PROMPT: Reproduce all of the data exactly, with no line skipped.

DATA SECTION:
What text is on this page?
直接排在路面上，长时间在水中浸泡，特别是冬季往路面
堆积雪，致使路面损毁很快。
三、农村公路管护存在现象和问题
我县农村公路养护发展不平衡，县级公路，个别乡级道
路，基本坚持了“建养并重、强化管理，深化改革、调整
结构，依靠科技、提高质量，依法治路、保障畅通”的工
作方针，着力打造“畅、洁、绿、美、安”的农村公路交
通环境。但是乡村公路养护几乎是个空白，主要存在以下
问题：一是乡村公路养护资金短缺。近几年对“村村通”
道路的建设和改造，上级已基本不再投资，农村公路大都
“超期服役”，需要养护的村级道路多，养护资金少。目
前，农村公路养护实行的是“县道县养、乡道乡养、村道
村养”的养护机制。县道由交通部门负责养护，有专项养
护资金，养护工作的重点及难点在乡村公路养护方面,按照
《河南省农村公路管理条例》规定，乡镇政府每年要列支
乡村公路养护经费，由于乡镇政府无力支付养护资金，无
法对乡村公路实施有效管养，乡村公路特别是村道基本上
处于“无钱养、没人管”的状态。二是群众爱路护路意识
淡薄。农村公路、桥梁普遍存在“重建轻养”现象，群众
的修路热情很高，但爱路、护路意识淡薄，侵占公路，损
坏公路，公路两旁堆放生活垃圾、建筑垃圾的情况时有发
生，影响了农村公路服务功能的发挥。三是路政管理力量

SOLUTION TO THIS TASK:
What text is on this page?
直接排在路面上，长时间在水中浸泡，特别是冬季往路面
堆积雪，致使路面损毁很快。
三、农村公路管护存在现象和问题
我县农村公路养护发展不平衡，县级公路，个别乡级道
路，基本坚持了“建养并重、强化管理，深化改革、调整
结构，依靠科技、提高质量，依法治路、保障畅通”的工
作方针，着力打造“畅、洁、绿、美、安”的农村公路交
通环境。但是乡村公路养护几乎是个空白，主要存在以下
问题：一是乡村公路养护资金短缺。近几年对“村村通”
道路的建设和改造，上级已基本不再投资，农村公路大都
“超期服役”，需要养护的村级道路多，养护资金少。目
前，农村公路养护实行的是“县道县养、乡道乡养、村道
村养”的养护机制。县道由交通部门负责养护，有专项养
护资金，养护工作的重点及难点在乡村公路养护方面,按照
《河南省农村公路管理条例》规定，乡镇政府每年要列支
乡村公路养护经费，由于乡镇政府无力支付养护资金，无
法对乡村公路实施有效管养，乡村公路特别是村道基本上
处于“无钱养、没人管”的状态。二是群众爱路护路意识
淡薄。农村公路、桥梁普遍存在“重建轻养”现象，群众
的修路热情很高，但爱路、护路意识淡薄，侵占公路，损
坏公路，公路两旁堆放生活垃圾、建筑垃圾的情况时有发
生，影响了农村公路服务功能的发挥。三是路政管理力量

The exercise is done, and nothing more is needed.